--- START OF SUPPLIED MATERIAL ---
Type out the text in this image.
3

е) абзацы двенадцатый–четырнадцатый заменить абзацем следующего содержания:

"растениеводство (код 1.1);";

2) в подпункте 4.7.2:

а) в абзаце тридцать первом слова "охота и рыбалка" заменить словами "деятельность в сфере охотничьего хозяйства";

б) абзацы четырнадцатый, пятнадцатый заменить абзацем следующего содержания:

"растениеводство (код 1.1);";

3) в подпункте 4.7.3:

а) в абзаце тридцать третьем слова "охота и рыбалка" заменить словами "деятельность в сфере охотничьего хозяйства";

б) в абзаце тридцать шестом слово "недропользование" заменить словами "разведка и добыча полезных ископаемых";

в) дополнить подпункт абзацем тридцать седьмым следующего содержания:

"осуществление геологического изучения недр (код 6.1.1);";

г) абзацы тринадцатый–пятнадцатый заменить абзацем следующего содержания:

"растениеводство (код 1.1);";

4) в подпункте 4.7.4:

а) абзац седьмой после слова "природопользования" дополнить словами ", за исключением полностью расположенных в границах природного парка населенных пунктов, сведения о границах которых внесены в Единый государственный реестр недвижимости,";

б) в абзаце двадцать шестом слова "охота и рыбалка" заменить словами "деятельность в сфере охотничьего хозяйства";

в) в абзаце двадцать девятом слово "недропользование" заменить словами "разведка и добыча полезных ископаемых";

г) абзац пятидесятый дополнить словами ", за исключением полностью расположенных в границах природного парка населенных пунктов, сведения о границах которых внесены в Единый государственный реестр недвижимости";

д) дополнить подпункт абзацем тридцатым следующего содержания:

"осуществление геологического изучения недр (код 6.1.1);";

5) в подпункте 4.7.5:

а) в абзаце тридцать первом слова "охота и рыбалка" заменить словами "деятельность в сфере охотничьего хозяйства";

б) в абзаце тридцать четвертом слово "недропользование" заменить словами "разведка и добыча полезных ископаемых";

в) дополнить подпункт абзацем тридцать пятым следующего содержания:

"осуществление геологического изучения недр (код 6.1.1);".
--- END OF SUPPLIED MATERIAL ---
**DO THIS:**
Go through the entries and return each line where the word "слово" appears.

**FINISHED EXERCISE:**
б) в абзаце тридцать шестом слово "недропользование" заменить словами "разведка и добыча полезных ископаемых";
в) в абзаце двадцать девятом слово "недропользование" заменить словами "разведка и добыча полезных ископаемых";
б) в абзаце тридцать четвертом слово "недропользование" заменить словами "разведка и добыча полезных ископаемых";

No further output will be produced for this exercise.